### Set problem
Output the data that follows exactly, line for line.

### Data shown
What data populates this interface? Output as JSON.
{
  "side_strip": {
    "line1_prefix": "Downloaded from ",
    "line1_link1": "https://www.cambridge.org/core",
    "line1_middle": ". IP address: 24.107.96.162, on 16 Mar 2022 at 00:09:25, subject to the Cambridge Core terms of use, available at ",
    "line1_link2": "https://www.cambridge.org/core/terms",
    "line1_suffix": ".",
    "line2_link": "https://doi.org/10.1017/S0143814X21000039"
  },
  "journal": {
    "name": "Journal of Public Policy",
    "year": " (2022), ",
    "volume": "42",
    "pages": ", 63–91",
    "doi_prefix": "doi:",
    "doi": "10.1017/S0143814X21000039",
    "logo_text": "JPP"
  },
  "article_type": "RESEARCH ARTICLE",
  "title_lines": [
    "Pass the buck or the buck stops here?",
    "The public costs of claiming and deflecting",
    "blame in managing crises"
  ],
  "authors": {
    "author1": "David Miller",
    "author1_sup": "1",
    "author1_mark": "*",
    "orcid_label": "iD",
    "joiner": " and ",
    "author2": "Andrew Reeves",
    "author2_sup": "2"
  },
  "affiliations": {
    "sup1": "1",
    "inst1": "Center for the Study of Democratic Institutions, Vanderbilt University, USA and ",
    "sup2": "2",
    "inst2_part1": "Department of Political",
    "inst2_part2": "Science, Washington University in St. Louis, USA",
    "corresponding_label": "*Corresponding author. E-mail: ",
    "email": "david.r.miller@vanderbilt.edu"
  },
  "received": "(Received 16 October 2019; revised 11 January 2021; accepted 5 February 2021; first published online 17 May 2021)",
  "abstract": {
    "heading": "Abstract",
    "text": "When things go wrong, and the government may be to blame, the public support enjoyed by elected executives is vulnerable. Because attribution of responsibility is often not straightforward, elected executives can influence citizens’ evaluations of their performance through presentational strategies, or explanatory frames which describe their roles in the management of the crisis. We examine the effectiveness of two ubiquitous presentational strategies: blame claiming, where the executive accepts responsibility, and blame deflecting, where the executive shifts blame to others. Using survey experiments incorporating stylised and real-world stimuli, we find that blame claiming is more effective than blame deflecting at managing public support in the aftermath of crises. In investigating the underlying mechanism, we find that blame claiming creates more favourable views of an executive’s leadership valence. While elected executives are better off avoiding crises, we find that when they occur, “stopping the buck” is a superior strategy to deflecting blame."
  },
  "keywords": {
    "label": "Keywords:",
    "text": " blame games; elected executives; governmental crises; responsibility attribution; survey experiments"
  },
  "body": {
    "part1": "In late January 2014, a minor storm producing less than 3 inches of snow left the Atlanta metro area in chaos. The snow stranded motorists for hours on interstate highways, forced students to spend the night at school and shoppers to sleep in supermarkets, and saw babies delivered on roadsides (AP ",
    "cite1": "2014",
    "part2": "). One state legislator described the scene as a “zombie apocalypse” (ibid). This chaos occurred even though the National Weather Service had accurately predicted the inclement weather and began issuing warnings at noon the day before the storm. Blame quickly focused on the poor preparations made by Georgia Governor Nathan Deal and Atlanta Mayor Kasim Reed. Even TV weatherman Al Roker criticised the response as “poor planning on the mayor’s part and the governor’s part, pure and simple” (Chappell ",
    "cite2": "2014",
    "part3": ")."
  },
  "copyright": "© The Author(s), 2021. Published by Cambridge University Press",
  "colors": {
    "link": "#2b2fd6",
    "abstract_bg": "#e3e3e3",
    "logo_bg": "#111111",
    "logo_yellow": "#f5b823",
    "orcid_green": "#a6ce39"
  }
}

### Exercise answer
What data populates this interface? Output as JSON.
{
  "side_strip": {
    "line1_prefix": "Downloaded from ",
    "line1_link1": "https://www.cambridge.org/core",
    "line1_middle": ". IP address: 24.107.96.162, on 16 Mar 2022 at 00:09:25, subject to the Cambridge Core terms of use, available at ",
    "line1_link2": "https://www.cambridge.org/core/terms",
    "line1_suffix": ".",
    "line2_link": "https://doi.org/10.1017/S0143814X21000039"
  },
  "journal": {
    "name": "Journal of Public Policy",
    "year": " (2022), ",
    "volume": "42",
    "pages": ", 63–91",
    "doi_prefix": "doi:",
    "doi": "10.1017/S0143814X21000039",
    "logo_text": "JPP"
  },
  "article_type": "RESEARCH ARTICLE",
  "title_lines": [
    "Pass the buck or the buck stops here?",
    "The public costs of claiming and deflecting",
    "blame in managing crises"
  ],
  "authors": {
    "author1": "David Miller",
    "author1_sup": "1",
    "author1_mark": "*",
    "orcid_label": "iD",
    "joiner": " and ",
    "author2": "Andrew Reeves",
    "author2_sup": "2"
  },
  "affiliations": {
    "sup1": "1",
    "inst1": "Center for the Study of Democratic Institutions, Vanderbilt University, USA and ",
    "sup2": "2",
    "inst2_part1": "Department of Political",
    "inst2_part2": "Science, Washington University in St. Louis, USA",
    "corresponding_label": "*Corresponding author. E-mail: ",
    "email": "david.r.miller@vanderbilt.edu"
  },
  "received": "(Received 16 October 2019; revised 11 January 2021; accepted 5 February 2021; first published online 17 May 2021)",
  "abstract": {
    "heading": "Abstract",
    "text": "When things go wrong, and the government may be to blame, the public support enjoyed by elected executives is vulnerable. Because attribution of responsibility is often not straightforward, elected executives can influence citizens’ evaluations of their performance through presentational strategies, or explanatory frames which describe their roles in the management of the crisis. We examine the effectiveness of two ubiquitous presentational strategies: blame claiming, where the executive accepts responsibility, and blame deflecting, where the executive shifts blame to others. Using survey experiments incorporating stylised and real-world stimuli, we find that blame claiming is more effective than blame deflecting at managing public support in the aftermath of crises. In investigating the underlying mechanism, we find that blame claiming creates more favourable views of an executive’s leadership valence. While elected executives are better off avoiding crises, we find that when they occur, “stopping the buck” is a superior strategy to deflecting blame."
  },
  "keywords": {
    "label": "Keywords:",
    "text": " blame games; elected executives; governmental crises; responsibility attribution; survey experiments"
  },
  "body": {
    "part1": "In late January 2014, a minor storm producing less than 3 inches of snow left the Atlanta metro area in chaos. The snow stranded motorists for hours on interstate highways, forced students to spend the night at school and shoppers to sleep in supermarkets, and saw babies delivered on roadsides (AP ",
    "cite1": "2014",
    "part2": "). One state legislator described the scene as a “zombie apocalypse” (ibid). This chaos occurred even though the National Weather Service had accurately predicted the inclement weather and began issuing warnings at noon the day before the storm. Blame quickly focused on the poor preparations made by Georgia Governor Nathan Deal and Atlanta Mayor Kasim Reed. Even TV weatherman Al Roker criticised the response as “poor planning on the mayor’s part and the governor’s part, pure and simple” (Chappell ",
    "cite2": "2014",
    "part3": ")."
  },
  "copyright": "© The Author(s), 2021. Published by Cambridge University Press",
  "colors": {
    "link": "#2b2fd6",
    "abstract_bg": "#e3e3e3",
    "logo_bg": "#111111",
    "logo_yellow": "#f5b823",
    "orcid_green": "#a6ce39"
  }
}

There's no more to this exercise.